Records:

——

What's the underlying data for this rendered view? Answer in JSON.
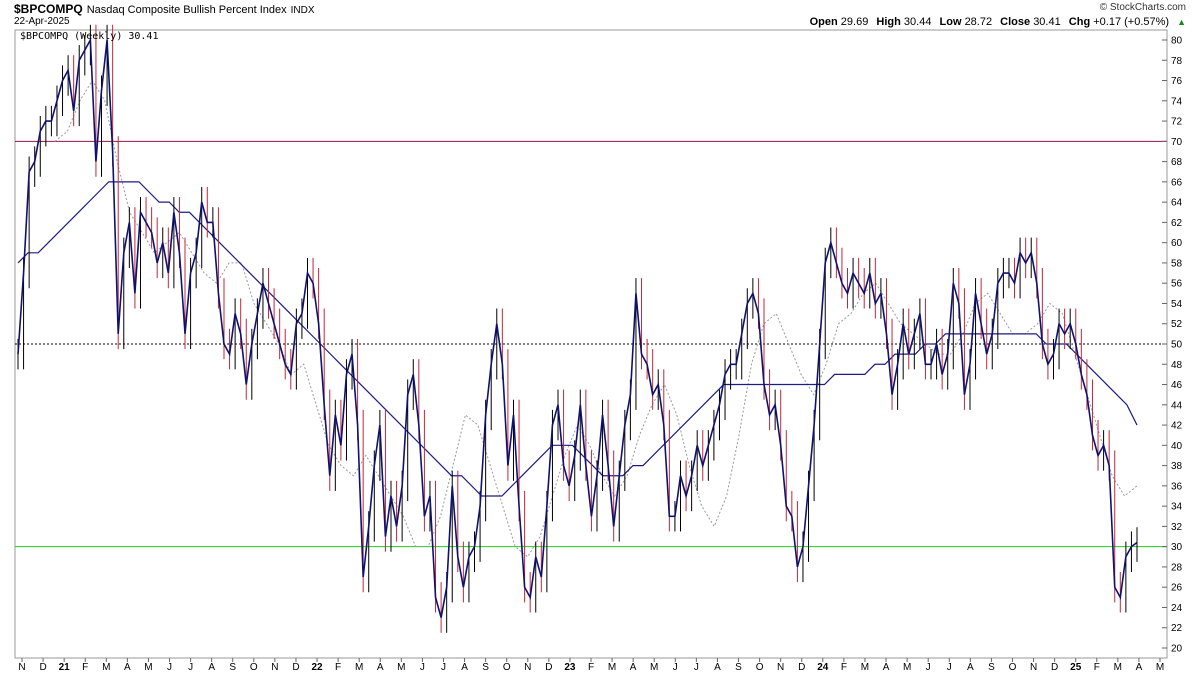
{
  "header": {
    "symbol": "$BPCOMPQ",
    "description": "Nasdaq Composite Bullish Percent Index",
    "exchange": "INDX",
    "date": "22-Apr-2025",
    "brand": "© StockCharts.com",
    "stats": {
      "open_label": "Open",
      "open": "29.69",
      "high_label": "High",
      "high": "30.44",
      "low_label": "Low",
      "low": "28.72",
      "close_label": "Close",
      "close": "30.41",
      "chg_label": "Chg",
      "chg": "+0.17 (+0.57%)",
      "chg_arrow": "▲"
    }
  },
  "colors": {
    "price": "#0f1170",
    "up_bar": "#000000",
    "down_bar": "#c0283a",
    "ma_long": "#1c1c84",
    "ma_short": "#9a9a9a",
    "line_70": "#8b1a4a",
    "line_30": "#22cc22",
    "line_50": "#000000",
    "grid": "#dddddd"
  },
  "chart_data": {
    "type": "line",
    "plot_label": "$BPCOMPQ (Weekly) 30.41",
    "ylim": [
      19,
      81
    ],
    "y_ticks": [
      20,
      22,
      24,
      26,
      28,
      30,
      32,
      34,
      36,
      38,
      40,
      42,
      44,
      46,
      48,
      50,
      52,
      54,
      56,
      58,
      60,
      62,
      64,
      66,
      68,
      70,
      72,
      74,
      76,
      78,
      80
    ],
    "x_months": [
      "N",
      "D",
      "21",
      "F",
      "M",
      "A",
      "M",
      "J",
      "J",
      "A",
      "S",
      "O",
      "N",
      "D",
      "22",
      "F",
      "M",
      "A",
      "M",
      "J",
      "J",
      "A",
      "S",
      "O",
      "N",
      "D",
      "23",
      "F",
      "M",
      "A",
      "M",
      "J",
      "J",
      "A",
      "S",
      "O",
      "N",
      "D",
      "24",
      "F",
      "M",
      "A",
      "M",
      "J",
      "J",
      "A",
      "S",
      "O",
      "N",
      "D",
      "25",
      "F",
      "M",
      "A",
      "M"
    ],
    "reference_lines": [
      {
        "value": 70,
        "style": "solid",
        "color_key": "line_70"
      },
      {
        "value": 50,
        "style": "dotted",
        "color_key": "line_50"
      },
      {
        "value": 30,
        "style": "solid",
        "color_key": "line_30"
      }
    ],
    "price_series": [
      49,
      57,
      67,
      68,
      71,
      72,
      72,
      74,
      76,
      77,
      73,
      78,
      79,
      80,
      68,
      75,
      80,
      69,
      51,
      59,
      62,
      55,
      63,
      62,
      61,
      58,
      60,
      57,
      63,
      59,
      51,
      57,
      59,
      64,
      62,
      62,
      55,
      50,
      49,
      53,
      51,
      46,
      50,
      53,
      56,
      54,
      52,
      50,
      48,
      47,
      52,
      53,
      57,
      56,
      52,
      44,
      37,
      43,
      40,
      47,
      49,
      42,
      27,
      32,
      38,
      42,
      31,
      35,
      32,
      36,
      45,
      47,
      42,
      33,
      35,
      25,
      23,
      26,
      36,
      29,
      26,
      29,
      30,
      34,
      43,
      48,
      52,
      48,
      38,
      43,
      34,
      26,
      25,
      29,
      27,
      34,
      42,
      44,
      38,
      36,
      39,
      44,
      38,
      33,
      37,
      43,
      38,
      32,
      37,
      42,
      45,
      55,
      49,
      48,
      45,
      46,
      42,
      33,
      33,
      37,
      35,
      37,
      40,
      38,
      40,
      42,
      44,
      47,
      48,
      48,
      51,
      54,
      55,
      53,
      46,
      43,
      44,
      40,
      34,
      33,
      28,
      30,
      36,
      42,
      50,
      58,
      60,
      58,
      56,
      55,
      57,
      56,
      55,
      57,
      54,
      55,
      51,
      45,
      48,
      52,
      49,
      51,
      53,
      48,
      48,
      50,
      47,
      49,
      56,
      54,
      45,
      48,
      55,
      52,
      49,
      51,
      56,
      57,
      57,
      56,
      59,
      58,
      59,
      56,
      50,
      48,
      49,
      52,
      51,
      52,
      50,
      47,
      45,
      41,
      39,
      40,
      38,
      26,
      25,
      29,
      30,
      30.41
    ],
    "ma_long_series": [
      58,
      59,
      59,
      60,
      61,
      62,
      63,
      64,
      65,
      66,
      66,
      66,
      66,
      65,
      64,
      64,
      63,
      63,
      62,
      61,
      60,
      59,
      58,
      57,
      56,
      55,
      54,
      53,
      52,
      51,
      50,
      49,
      48,
      47,
      46,
      45,
      44,
      43,
      42,
      41,
      40,
      39,
      38,
      37,
      37,
      36,
      35,
      35,
      35,
      36,
      37,
      38,
      39,
      40,
      40,
      40,
      39,
      38,
      37,
      37,
      37,
      38,
      38,
      39,
      40,
      41,
      42,
      43,
      44,
      45,
      46,
      46,
      46,
      46,
      46,
      46,
      46,
      46,
      46,
      46,
      46,
      47,
      47,
      47,
      47,
      48,
      48,
      49,
      49,
      49,
      50,
      50,
      51,
      51,
      51,
      51,
      51,
      51,
      51,
      51,
      51,
      51,
      50,
      50,
      50,
      49,
      48,
      47,
      46,
      45,
      44,
      42
    ],
    "ma_short_series": [
      70,
      71,
      74,
      76,
      74,
      68,
      63,
      61,
      59,
      60,
      61,
      59,
      57,
      56,
      58,
      58,
      54,
      52,
      50,
      47,
      48,
      44,
      40,
      38,
      37,
      39,
      37,
      35,
      33,
      30,
      30,
      33,
      38,
      43,
      42,
      38,
      34,
      30,
      29,
      31,
      35,
      39,
      42,
      40,
      37,
      35,
      37,
      41,
      44,
      46,
      43,
      38,
      34,
      32,
      35,
      41,
      48,
      52,
      53,
      50,
      47,
      45,
      48,
      52,
      53,
      55,
      56,
      54,
      52,
      51,
      50,
      49,
      49,
      51,
      54,
      55,
      53,
      51,
      51,
      52,
      54,
      53,
      49,
      45,
      41,
      37,
      35,
      36
    ]
  }
}
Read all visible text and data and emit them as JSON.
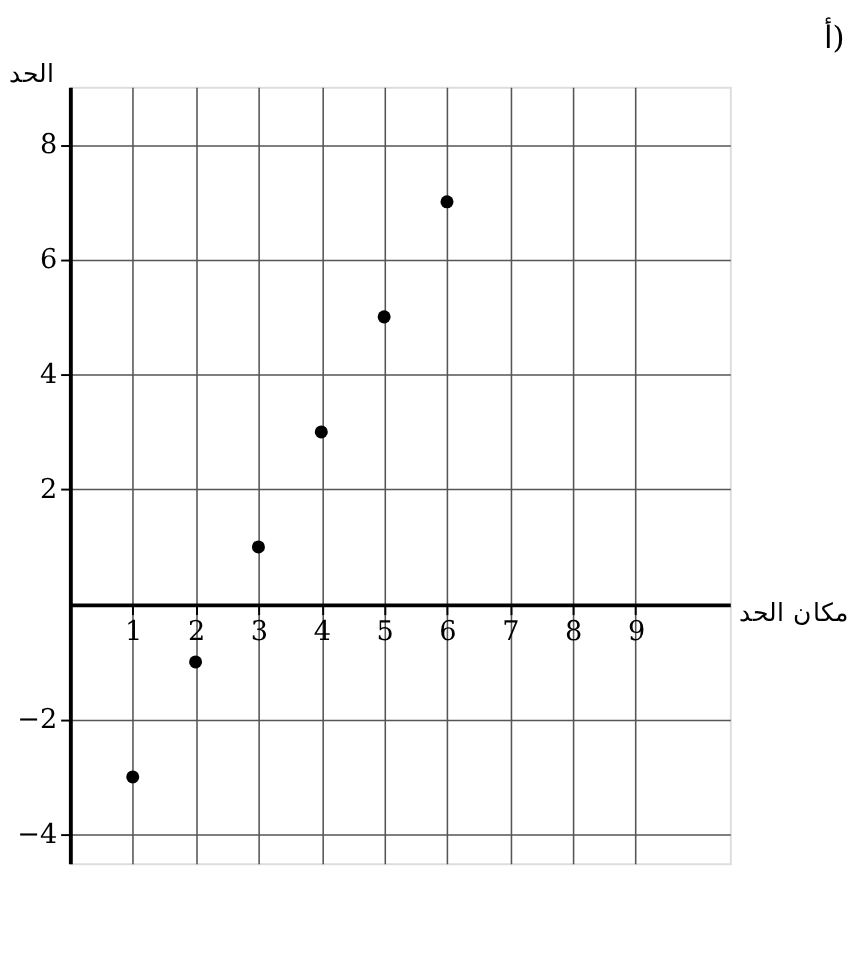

——

_Problem details_:
Reproduce the whole listing word for word, setting aside any pictures.

_Full response_:
What's the underlying data for this rendered view? Answer in JSON.
{
  "header": {
    "symbol": "$BPCOMPQ",
    "description": "Nasdaq Composite Bullish Percent Index",
    "exchange": "INDX",
    "date": "22-Apr-2025",
    "brand": "© StockCharts.com",
    "stats": {
      "open_label": "Open",
      "open": "29.69",
      "high_label": "High",
      "high": "30.44",
      "low_label": "Low",
      "low": "28.72",
      "close_label": "Close",
      "close": "30.41",
      "chg_label": "Chg",
      "chg": "+0.17 (+0.57%)",
      "chg_arrow": "▲"
    }
  },
  "colors": {
    "price": "#0f1170",
    "up_bar": "#000000",
    "down_bar": "#c0283a",
    "ma_long": "#1c1c84",
    "ma_short": "#9a9a9a",
    "line_70": "#8b1a4a",
    "line_30": "#22cc22",
    "line_50": "#000000",
    "grid": "#dddddd"
  },
  "chart_data": {
    "type": "line",
    "plot_label": "$BPCOMPQ (Weekly) 30.41",
    "ylim": [
      19,
      81
    ],
    "y_ticks": [
      20,
      22,
      24,
      26,
      28,
      30,
      32,
      34,
      36,
      38,
      40,
      42,
      44,
      46,
      48,
      50,
      52,
      54,
      56,
      58,
      60,
      62,
      64,
      66,
      68,
      70,
      72,
      74,
      76,
      78,
      80
    ],
    "x_months": [
      "N",
      "D",
      "21",
      "F",
      "M",
      "A",
      "M",
      "J",
      "J",
      "A",
      "S",
      "O",
      "N",
      "D",
      "22",
      "F",
      "M",
      "A",
      "M",
      "J",
      "J",
      "A",
      "S",
      "O",
      "N",
      "D",
      "23",
      "F",
      "M",
      "A",
      "M",
      "J",
      "J",
      "A",
      "S",
      "O",
      "N",
      "D",
      "24",
      "F",
      "M",
      "A",
      "M",
      "J",
      "J",
      "A",
      "S",
      "O",
      "N",
      "D",
      "25",
      "F",
      "M",
      "A",
      "M"
    ],
    "reference_lines": [
      {
        "value": 70,
        "style": "solid",
        "color_key": "line_70"
      },
      {
        "value": 50,
        "style": "dotted",
        "color_key": "line_50"
      },
      {
        "value": 30,
        "style": "solid",
        "color_key": "line_30"
      }
    ],
    "price_series": [
      49,
      57,
      67,
      68,
      71,
      72,
      72,
      74,
      76,
      77,
      73,
      78,
      79,
      80,
      68,
      75,
      80,
      69,
      51,
      59,
      62,
      55,
      63,
      62,
      61,
      58,
      60,
      57,
      63,
      59,
      51,
      57,
      59,
      64,
      62,
      62,
      55,
      50,
      49,
      53,
      51,
      46,
      50,
      53,
      56,
      54,
      52,
      50,
      48,
      47,
      52,
      53,
      57,
      56,
      52,
      44,
      37,
      43,
      40,
      47,
      49,
      42,
      27,
      32,
      38,
      42,
      31,
      35,
      32,
      36,
      45,
      47,
      42,
      33,
      35,
      25,
      23,
      26,
      36,
      29,
      26,
      29,
      30,
      34,
      43,
      48,
      52,
      48,
      38,
      43,
      34,
      26,
      25,
      29,
      27,
      34,
      42,
      44,
      38,
      36,
      39,
      44,
      38,
      33,
      37,
      43,
      38,
      32,
      37,
      42,
      45,
      55,
      49,
      48,
      45,
      46,
      42,
      33,
      33,
      37,
      35,
      37,
      40,
      38,
      40,
      42,
      44,
      47,
      48,
      48,
      51,
      54,
      55,
      53,
      46,
      43,
      44,
      40,
      34,
      33,
      28,
      30,
      36,
      42,
      50,
      58,
      60,
      58,
      56,
      55,
      57,
      56,
      55,
      57,
      54,
      55,
      51,
      45,
      48,
      52,
      49,
      51,
      53,
      48,
      48,
      50,
      47,
      49,
      56,
      54,
      45,
      48,
      55,
      52,
      49,
      51,
      56,
      57,
      57,
      56,
      59,
      58,
      59,
      56,
      50,
      48,
      49,
      52,
      51,
      52,
      50,
      47,
      45,
      41,
      39,
      40,
      38,
      26,
      25,
      29,
      30,
      30.41
    ],
    "ma_long_series": [
      58,
      59,
      59,
      60,
      61,
      62,
      63,
      64,
      65,
      66,
      66,
      66,
      66,
      65,
      64,
      64,
      63,
      63,
      62,
      61,
      60,
      59,
      58,
      57,
      56,
      55,
      54,
      53,
      52,
      51,
      50,
      49,
      48,
      47,
      46,
      45,
      44,
      43,
      42,
      41,
      40,
      39,
      38,
      37,
      37,
      36,
      35,
      35,
      35,
      36,
      37,
      38,
      39,
      40,
      40,
      40,
      39,
      38,
      37,
      37,
      37,
      38,
      38,
      39,
      40,
      41,
      42,
      43,
      44,
      45,
      46,
      46,
      46,
      46,
      46,
      46,
      46,
      46,
      46,
      46,
      46,
      47,
      47,
      47,
      47,
      48,
      48,
      49,
      49,
      49,
      50,
      50,
      51,
      51,
      51,
      51,
      51,
      51,
      51,
      51,
      51,
      51,
      50,
      50,
      50,
      49,
      48,
      47,
      46,
      45,
      44,
      42
    ],
    "ma_short_series": [
      70,
      71,
      74,
      76,
      74,
      68,
      63,
      61,
      59,
      60,
      61,
      59,
      57,
      56,
      58,
      58,
      54,
      52,
      50,
      47,
      48,
      44,
      40,
      38,
      37,
      39,
      37,
      35,
      33,
      30,
      30,
      33,
      38,
      43,
      42,
      38,
      34,
      30,
      29,
      31,
      35,
      39,
      42,
      40,
      37,
      35,
      37,
      41,
      44,
      46,
      43,
      38,
      34,
      32,
      35,
      41,
      48,
      52,
      53,
      50,
      47,
      45,
      48,
      52,
      53,
      55,
      56,
      54,
      52,
      51,
      50,
      49,
      49,
      51,
      54,
      55,
      53,
      51,
      51,
      52,
      54,
      53,
      49,
      45,
      41,
      37,
      35,
      36
    ]
  }
}
Read all visible text and data and emit them as JSON.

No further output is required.